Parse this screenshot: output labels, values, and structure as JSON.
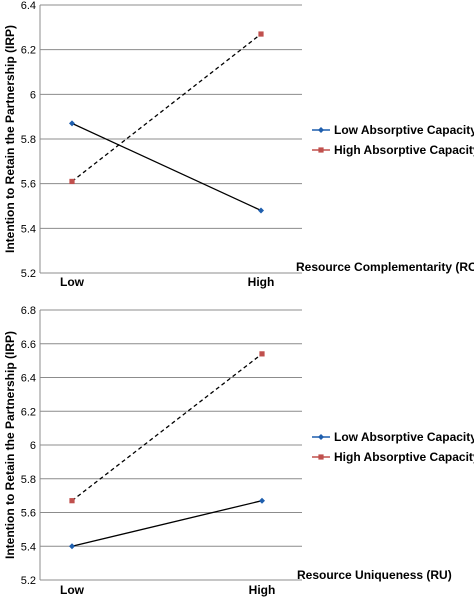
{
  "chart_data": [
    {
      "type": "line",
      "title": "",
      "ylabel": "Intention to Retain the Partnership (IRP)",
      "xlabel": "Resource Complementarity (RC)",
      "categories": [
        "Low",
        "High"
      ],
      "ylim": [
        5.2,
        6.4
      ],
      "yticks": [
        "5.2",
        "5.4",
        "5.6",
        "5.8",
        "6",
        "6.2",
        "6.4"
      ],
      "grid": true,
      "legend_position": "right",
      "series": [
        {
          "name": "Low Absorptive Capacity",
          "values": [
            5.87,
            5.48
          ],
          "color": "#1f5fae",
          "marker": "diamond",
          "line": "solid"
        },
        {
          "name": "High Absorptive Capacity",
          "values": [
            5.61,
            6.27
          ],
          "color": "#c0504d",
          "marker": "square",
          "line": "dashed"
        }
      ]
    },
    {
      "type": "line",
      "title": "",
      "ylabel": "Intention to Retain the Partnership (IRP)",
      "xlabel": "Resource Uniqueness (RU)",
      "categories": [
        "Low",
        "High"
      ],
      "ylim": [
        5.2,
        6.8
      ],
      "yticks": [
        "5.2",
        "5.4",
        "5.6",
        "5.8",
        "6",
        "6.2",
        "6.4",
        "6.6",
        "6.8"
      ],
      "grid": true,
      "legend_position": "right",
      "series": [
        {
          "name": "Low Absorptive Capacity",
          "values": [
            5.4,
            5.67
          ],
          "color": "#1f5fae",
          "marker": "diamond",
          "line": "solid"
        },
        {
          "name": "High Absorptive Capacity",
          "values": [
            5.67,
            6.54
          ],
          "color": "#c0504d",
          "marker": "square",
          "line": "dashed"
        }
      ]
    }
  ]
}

-------------------------

**WHAT THE TASK ASKS:**
Write out all the entries exactly, except for the pictures.

**WRITTEN SOLUTION:**
Parse this screenshot: output labels, values, and structure as JSON.
{
  "chart_data": [
    {
      "type": "line",
      "title": "",
      "ylabel": "Intention to Retain the Partnership (IRP)",
      "xlabel": "Resource Complementarity (RC)",
      "categories": [
        "Low",
        "High"
      ],
      "ylim": [
        5.2,
        6.4
      ],
      "yticks": [
        "5.2",
        "5.4",
        "5.6",
        "5.8",
        "6",
        "6.2",
        "6.4"
      ],
      "grid": true,
      "legend_position": "right",
      "series": [
        {
          "name": "Low Absorptive Capacity",
          "values": [
            5.87,
            5.48
          ],
          "color": "#1f5fae",
          "marker": "diamond",
          "line": "solid"
        },
        {
          "name": "High Absorptive Capacity",
          "values": [
            5.61,
            6.27
          ],
          "color": "#c0504d",
          "marker": "square",
          "line": "dashed"
        }
      ]
    },
    {
      "type": "line",
      "title": "",
      "ylabel": "Intention to Retain the Partnership (IRP)",
      "xlabel": "Resource Uniqueness (RU)",
      "categories": [
        "Low",
        "High"
      ],
      "ylim": [
        5.2,
        6.8
      ],
      "yticks": [
        "5.2",
        "5.4",
        "5.6",
        "5.8",
        "6",
        "6.2",
        "6.4",
        "6.6",
        "6.8"
      ],
      "grid": true,
      "legend_position": "right",
      "series": [
        {
          "name": "Low Absorptive Capacity",
          "values": [
            5.4,
            5.67
          ],
          "color": "#1f5fae",
          "marker": "diamond",
          "line": "solid"
        },
        {
          "name": "High Absorptive Capacity",
          "values": [
            5.67,
            6.54
          ],
          "color": "#c0504d",
          "marker": "square",
          "line": "dashed"
        }
      ]
    }
  ]
}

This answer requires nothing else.